* **Aim**
Every record must be repeated exactly; omit any pictures they contain.

* **Data supplied**
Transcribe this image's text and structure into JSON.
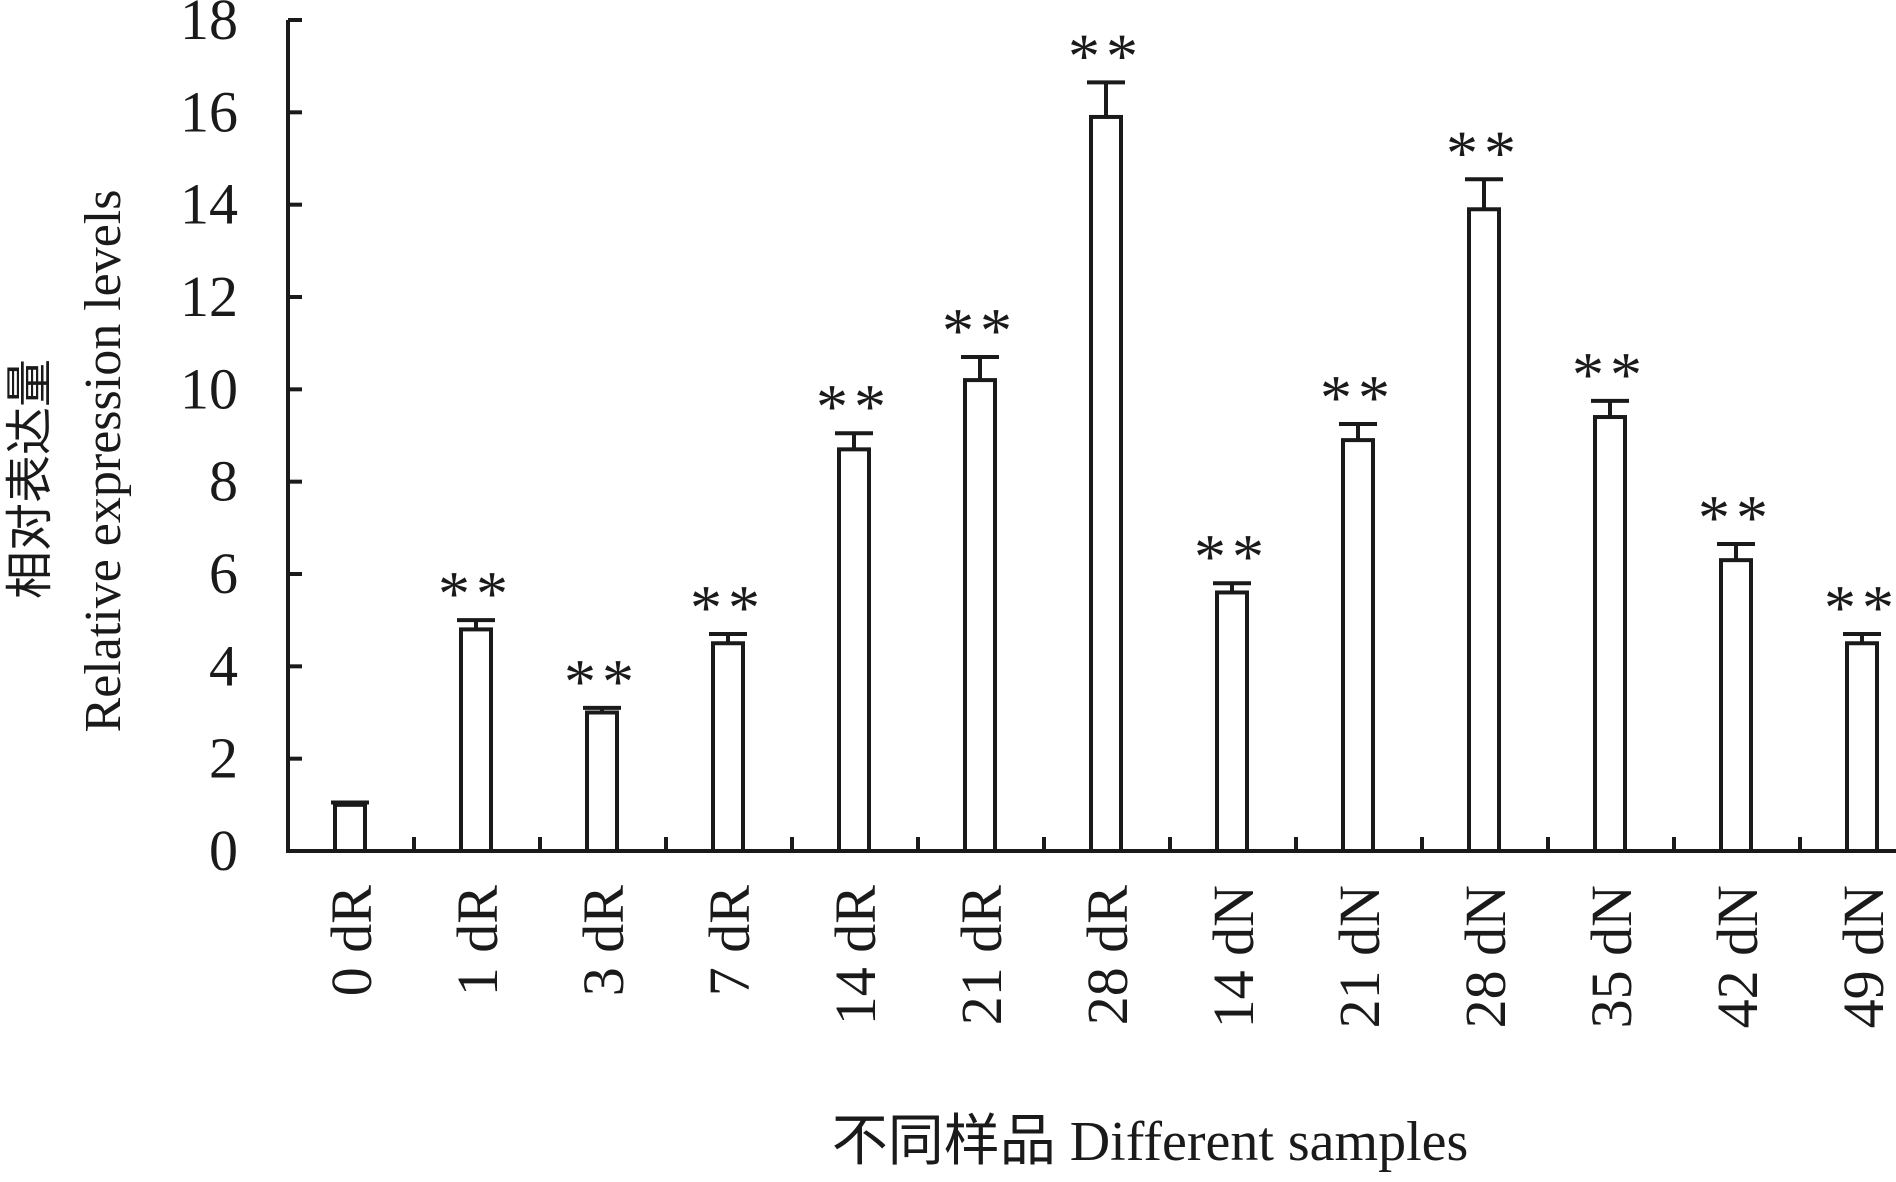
{
  "chart_data": {
    "type": "bar",
    "title": "",
    "xlabel": "不同样品 Different samples",
    "ylabel_cn": "相对表达量",
    "ylabel_en": "Relative expression levels",
    "ylim": [
      0,
      18
    ],
    "yticks": [
      0,
      2,
      4,
      6,
      8,
      10,
      12,
      14,
      16,
      18
    ],
    "grid": false,
    "categories": [
      "0 dR",
      "1 dR",
      "3 dR",
      "7 dR",
      "14 dR",
      "21 dR",
      "28 dR",
      "14 dN",
      "21 dN",
      "28 dN",
      "35 dN",
      "42 dN",
      "49 dN"
    ],
    "values": [
      1.0,
      4.8,
      3.0,
      4.5,
      8.7,
      10.2,
      15.9,
      5.6,
      8.9,
      13.9,
      9.4,
      6.3,
      4.5
    ],
    "errors": [
      0.05,
      0.2,
      0.1,
      0.2,
      0.35,
      0.5,
      0.75,
      0.2,
      0.35,
      0.65,
      0.35,
      0.35,
      0.2
    ],
    "significance": [
      "",
      "**",
      "**",
      "**",
      "**",
      "**",
      "**",
      "**",
      "**",
      "**",
      "**",
      "**",
      "**"
    ],
    "colors": {
      "bar_fill": "#ffffff",
      "stroke": "#1a1a1a"
    }
  }
}
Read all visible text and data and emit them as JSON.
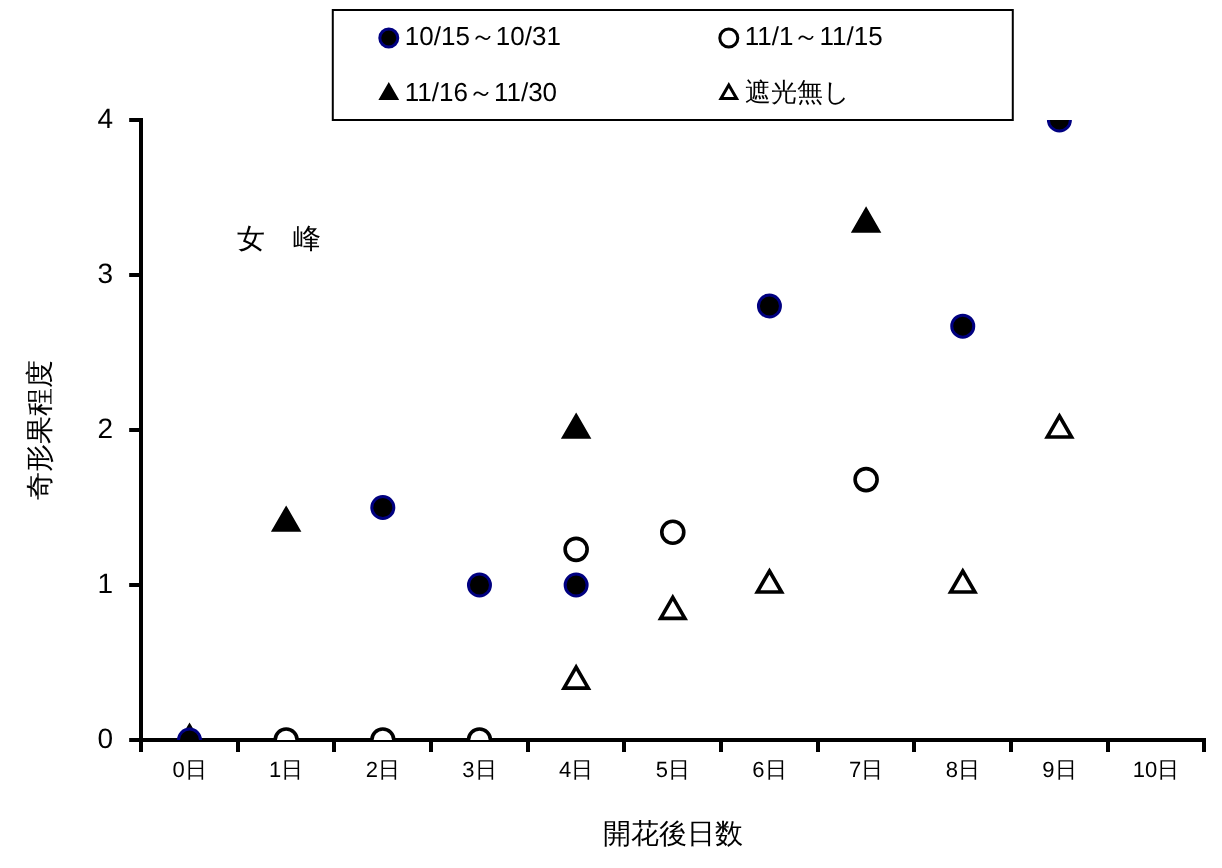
{
  "chart_data": {
    "type": "scatter",
    "xlabel": "開花後日数",
    "ylabel": "奇形果程度",
    "categories": [
      "0日",
      "1日",
      "2日",
      "3日",
      "4日",
      "5日",
      "6日",
      "7日",
      "8日",
      "9日",
      "10日"
    ],
    "series": [
      {
        "name": "10/15～10/31",
        "color": "#000000",
        "marker": "circle",
        "values": [
          0,
          null,
          1.5,
          1,
          1,
          null,
          2.8,
          null,
          2.67,
          4,
          null
        ]
      },
      {
        "name": "11/1～11/15",
        "color": "#ffffff",
        "marker": "circle",
        "values": [
          null,
          0,
          0,
          0,
          1.23,
          1.34,
          null,
          1.68,
          null,
          null,
          null
        ]
      },
      {
        "name": "11/16～11/30",
        "color": "#000000",
        "marker": "triangle",
        "values": [
          null,
          1.4,
          null,
          null,
          2,
          null,
          null,
          3.33,
          null,
          null,
          null
        ]
      },
      {
        "name": "遮光無し",
        "color": "#ffffff",
        "marker": "triangle",
        "values": [
          0,
          null,
          null,
          null,
          0.38,
          0.83,
          1,
          null,
          1,
          2,
          null
        ]
      }
    ],
    "ylim": [
      0,
      4
    ],
    "yticks": [
      0,
      1,
      2,
      3,
      4
    ],
    "grid": false,
    "legend": "top",
    "annotations": [
      "女　峰"
    ]
  }
}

* **Response to the task**
Transcribe this image's text and structure into JSON.
{
  "chart_data": {
    "type": "bar",
    "title": "",
    "xlabel": "不同样品 Different samples",
    "ylabel_cn": "相对表达量",
    "ylabel_en": "Relative expression levels",
    "ylim": [
      0,
      18
    ],
    "yticks": [
      0,
      2,
      4,
      6,
      8,
      10,
      12,
      14,
      16,
      18
    ],
    "grid": false,
    "categories": [
      "0 dR",
      "1 dR",
      "3 dR",
      "7 dR",
      "14 dR",
      "21 dR",
      "28 dR",
      "14 dN",
      "21 dN",
      "28 dN",
      "35 dN",
      "42 dN",
      "49 dN"
    ],
    "values": [
      1.0,
      4.8,
      3.0,
      4.5,
      8.7,
      10.2,
      15.9,
      5.6,
      8.9,
      13.9,
      9.4,
      6.3,
      4.5
    ],
    "errors": [
      0.05,
      0.2,
      0.1,
      0.2,
      0.35,
      0.5,
      0.75,
      0.2,
      0.35,
      0.65,
      0.35,
      0.35,
      0.2
    ],
    "significance": [
      "",
      "**",
      "**",
      "**",
      "**",
      "**",
      "**",
      "**",
      "**",
      "**",
      "**",
      "**",
      "**"
    ],
    "colors": {
      "bar_fill": "#ffffff",
      "stroke": "#1a1a1a"
    }
  }
}
Read all visible text and data and emit them as JSON.
{
  "chart_data": {
    "type": "scatter",
    "xlabel": "開花後日数",
    "ylabel": "奇形果程度",
    "categories": [
      "0日",
      "1日",
      "2日",
      "3日",
      "4日",
      "5日",
      "6日",
      "7日",
      "8日",
      "9日",
      "10日"
    ],
    "series": [
      {
        "name": "10/15～10/31",
        "color": "#000000",
        "marker": "circle",
        "values": [
          0,
          null,
          1.5,
          1,
          1,
          null,
          2.8,
          null,
          2.67,
          4,
          null
        ]
      },
      {
        "name": "11/1～11/15",
        "color": "#ffffff",
        "marker": "circle",
        "values": [
          null,
          0,
          0,
          0,
          1.23,
          1.34,
          null,
          1.68,
          null,
          null,
          null
        ]
      },
      {
        "name": "11/16～11/30",
        "color": "#000000",
        "marker": "triangle",
        "values": [
          null,
          1.4,
          null,
          null,
          2,
          null,
          null,
          3.33,
          null,
          null,
          null
        ]
      },
      {
        "name": "遮光無し",
        "color": "#ffffff",
        "marker": "triangle",
        "values": [
          0,
          null,
          null,
          null,
          0.38,
          0.83,
          1,
          null,
          1,
          2,
          null
        ]
      }
    ],
    "ylim": [
      0,
      4
    ],
    "yticks": [
      0,
      1,
      2,
      3,
      4
    ],
    "grid": false,
    "legend": "top",
    "annotations": [
      "女　峰"
    ]
  }
}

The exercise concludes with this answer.